- _Extracted text_:
· · · ·
In nine distinct passages Jesus mentions Abraham by name, as follows:

a. Matt. viii. 11; "many shall sit down with Abraham and Isaac and Jacob in the kingdom of heaven."

b. Matt. xxii. 31, 32: "As touching the resurrection of the dead, have you not read that which was spoken unto you by God, saying, I am the God of Abraham, and the God of Isaac, and the God of Jacob? God is not the God of the dead, but of the living." Mark xii. 26, 27: "As touching the dead, that they rise; have ye not read in the book of Moses, how in the bush God spoke unto him, saying, I am the God of Abraham," etc. "He is not the God of the dead but the God of the living." Luke xx. 37, 38: "Now that the dead are raised even Moses shewed at the bush, when he calleth the Lord the God of Abraham," etc. "For He is not a God of the dead, 'but of the living."

c. In Luke xiii. 16, Jesus calls a woman a "daughter of Abraham whom Satan hath bound," etc.

d. In Luke xix. 9 he calls Zaccheus "a son of Abraham."

e. Luke xiii. 28 "There will be weeping and gnashing of teeth when ye shall see Abraham and Isaac and Jacob and all the prophets in the kingdom of God," etc.

f. In Luke xvi. 22, He concludes the parable of the rich man and Lazarus in Abraham's bosom by the words: "If they hear not Moses and the prophets, neither will they be persuaded, though one rose from the dead."

g. In John viii. 39, He speaks of "the children of Abra ham" and "the works of Abraham."

h. In John viii. 56, He says that "Abraham rejoiced to see my day and he saw it and was glad."

i. In John viii. 58, He says: "Before Abraham came into being, I am."

In every one of these nine passages, Jesus speaks as if He thought that there was a man called Abraham. He says that He Himself existed 'before Abraham was born and implies that He had seen Abraham, inasmuch as this verse was a reply to the question of the Jews in the preceding verses: "Thou art not yet fifty years old and hast Thou seen Abraham?" He claims, also, to have known the works of Abraham (John viii. 39) and that the living God was the God of an Abraham who was still living in heaven long after his body had died on earth. These statements dearly indicate, that Jesus believed that He existed before Abraham, knew all about his life here, and thought that he, Abraham, still existed. What logical ground has a Christian for denying any of these things? What man knows enough to say that Jesus was wrong in believing them to be true?
· · · ·
- _Stated goal 1_: List every reference to the Gospel of Luke cited in the passage on Jesus and Abraham.
- _Stated goal 2_: From the passage on Jesus and Abraham, extract word for word the part between "In every one" and "to be true?", inclusive.
None of the data after this point is needed.

- _Material_:
· · · ·
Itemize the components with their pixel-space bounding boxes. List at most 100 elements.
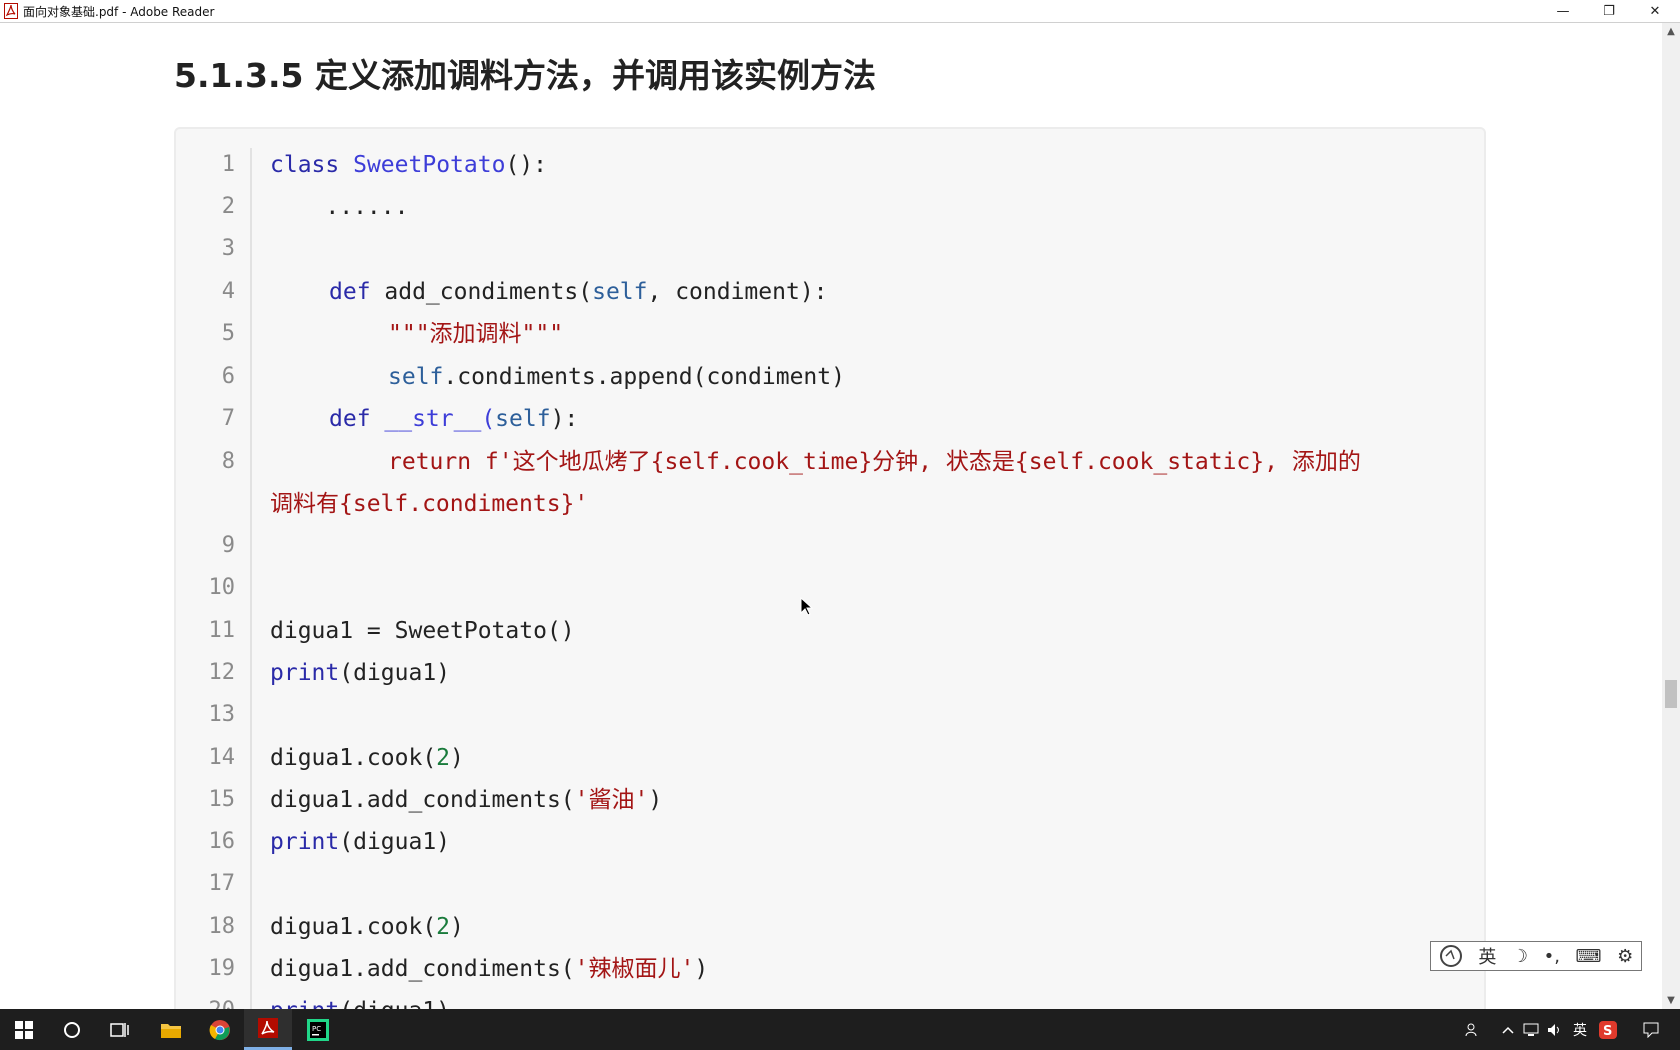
· · · ·
- _Right answer 1_:
Luke xx. 37, 38
Luke xiii. 16
Luke xix. 9
Luke xiii. 28
Luke xvi. 22

- _Right answer 2_:
In every one of these nine passages, Jesus speaks as if He thought that there was a man called Abraham. He says that He Himself existed 'before Abraham was born and implies that He had seen Abraham, inasmuch as this verse was a reply to the question of the Jews in the preceding verses: "Thou art not yet fifty years old and hast Thou seen Abraham?" He claims, also, to have known the works of Abraham (John viii. 39) and that the living God was the God of an Abraham who was still living in heaven long after his body had died on earth. These statements dearly indicate, that Jesus believed that He existed before Abraham, knew all about his life here, and thought that he, Abraham, still existed. What logical ground has a Christian for denying any of these things? What man knows enough to say that Jesus was wrong in believing them to be true?